> **STATED PROBLEM**: Say the number of lines containing the string "Composition", and say nothing else.

* start *

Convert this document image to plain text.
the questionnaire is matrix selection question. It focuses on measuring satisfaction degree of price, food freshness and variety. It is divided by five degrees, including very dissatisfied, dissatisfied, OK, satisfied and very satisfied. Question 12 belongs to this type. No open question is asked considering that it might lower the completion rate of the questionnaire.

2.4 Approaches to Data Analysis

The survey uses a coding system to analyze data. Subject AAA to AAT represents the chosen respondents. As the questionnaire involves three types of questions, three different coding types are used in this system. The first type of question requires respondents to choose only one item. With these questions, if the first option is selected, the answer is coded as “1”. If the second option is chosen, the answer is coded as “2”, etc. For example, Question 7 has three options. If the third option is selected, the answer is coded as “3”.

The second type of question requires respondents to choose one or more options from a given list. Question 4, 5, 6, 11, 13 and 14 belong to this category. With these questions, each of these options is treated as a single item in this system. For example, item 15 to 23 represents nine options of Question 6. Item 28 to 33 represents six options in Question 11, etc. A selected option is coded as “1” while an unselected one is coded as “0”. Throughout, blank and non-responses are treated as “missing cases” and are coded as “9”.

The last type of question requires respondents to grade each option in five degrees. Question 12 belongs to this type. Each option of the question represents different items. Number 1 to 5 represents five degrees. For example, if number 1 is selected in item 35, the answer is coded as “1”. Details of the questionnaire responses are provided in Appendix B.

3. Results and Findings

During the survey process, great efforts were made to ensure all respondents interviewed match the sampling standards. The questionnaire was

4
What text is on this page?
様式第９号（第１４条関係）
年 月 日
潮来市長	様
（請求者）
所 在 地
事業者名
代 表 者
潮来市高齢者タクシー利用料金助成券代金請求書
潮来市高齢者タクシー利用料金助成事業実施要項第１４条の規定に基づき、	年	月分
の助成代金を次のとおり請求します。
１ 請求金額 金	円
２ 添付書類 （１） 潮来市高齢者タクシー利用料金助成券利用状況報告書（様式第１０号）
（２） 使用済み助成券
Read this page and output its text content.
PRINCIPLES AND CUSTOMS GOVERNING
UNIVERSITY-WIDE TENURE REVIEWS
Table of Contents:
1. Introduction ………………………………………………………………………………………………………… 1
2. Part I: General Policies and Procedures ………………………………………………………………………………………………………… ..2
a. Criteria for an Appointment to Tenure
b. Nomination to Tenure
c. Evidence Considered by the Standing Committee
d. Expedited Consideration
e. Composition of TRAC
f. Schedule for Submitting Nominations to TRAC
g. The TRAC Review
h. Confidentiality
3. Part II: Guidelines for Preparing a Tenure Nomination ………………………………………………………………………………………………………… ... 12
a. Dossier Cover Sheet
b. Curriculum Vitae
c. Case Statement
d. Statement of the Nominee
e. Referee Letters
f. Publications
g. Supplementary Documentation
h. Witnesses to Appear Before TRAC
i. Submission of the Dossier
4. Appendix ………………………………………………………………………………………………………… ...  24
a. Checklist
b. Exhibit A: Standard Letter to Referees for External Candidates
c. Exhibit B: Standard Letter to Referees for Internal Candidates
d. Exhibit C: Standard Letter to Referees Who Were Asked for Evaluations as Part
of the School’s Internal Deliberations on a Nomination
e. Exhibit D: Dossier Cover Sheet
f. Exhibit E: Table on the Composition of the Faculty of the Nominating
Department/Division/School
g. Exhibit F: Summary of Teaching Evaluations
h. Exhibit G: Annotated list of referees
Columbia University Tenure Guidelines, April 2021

* end *

> **WORKED SOLUTION**: 2